Task brief - Can you copy the rows word for word, starting at the line containing "Text: 2: 2 <box>289 49 294 58</box>" and ending at the last row?

::: Dataset content :::

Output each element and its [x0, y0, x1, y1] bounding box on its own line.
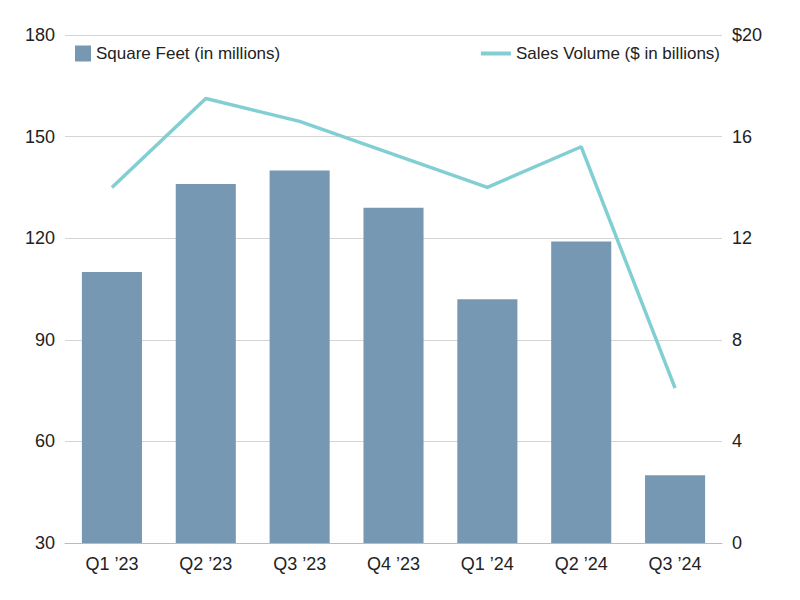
svg-text:Q1 ’24: Q1 ’24: [461, 554, 514, 574]
svg-text:$20: $20: [732, 25, 762, 45]
svg-text:Q1 ’23: Q1 ’23: [85, 554, 138, 574]
svg-text:Square Feet (in millions): Square Feet (in millions): [96, 44, 280, 63]
svg-text:90: 90: [35, 330, 55, 350]
svg-text:30: 30: [35, 533, 55, 553]
svg-text:120: 120: [25, 228, 55, 248]
svg-text:Q2 ’24: Q2 ’24: [555, 554, 608, 574]
svg-text:180: 180: [25, 25, 55, 45]
svg-text:8: 8: [732, 330, 742, 350]
svg-text:Q3 ’23: Q3 ’23: [273, 554, 326, 574]
svg-text:0: 0: [732, 533, 742, 553]
svg-text:12: 12: [732, 228, 752, 248]
svg-text:150: 150: [25, 127, 55, 147]
svg-text:Q4 ’23: Q4 ’23: [367, 554, 420, 574]
svg-text:Q2 ’23: Q2 ’23: [179, 554, 232, 574]
svg-text:60: 60: [35, 431, 55, 451]
svg-text:Q3 ’24: Q3 ’24: [649, 554, 702, 574]
svg-text:Sales Volume ($ in billions): Sales Volume ($ in billions): [516, 44, 720, 63]
svg-text:4: 4: [732, 431, 742, 451]
svg-text:16: 16: [732, 127, 752, 147]
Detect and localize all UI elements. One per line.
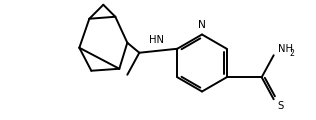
Text: 2: 2 <box>289 49 294 58</box>
Text: N: N <box>198 21 206 30</box>
Text: HN: HN <box>149 35 164 45</box>
Text: NH: NH <box>278 44 293 54</box>
Text: S: S <box>278 101 284 111</box>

:::

Result for this exercise -
Text: 2: 2 <box>289 49 294 58</box>
Text: N: N <box>198 21 206 30</box>
Text: HN: HN <box>149 35 164 45</box>
Text: NH: NH <box>278 44 293 54</box>
Text: S: S <box>278 101 284 111</box>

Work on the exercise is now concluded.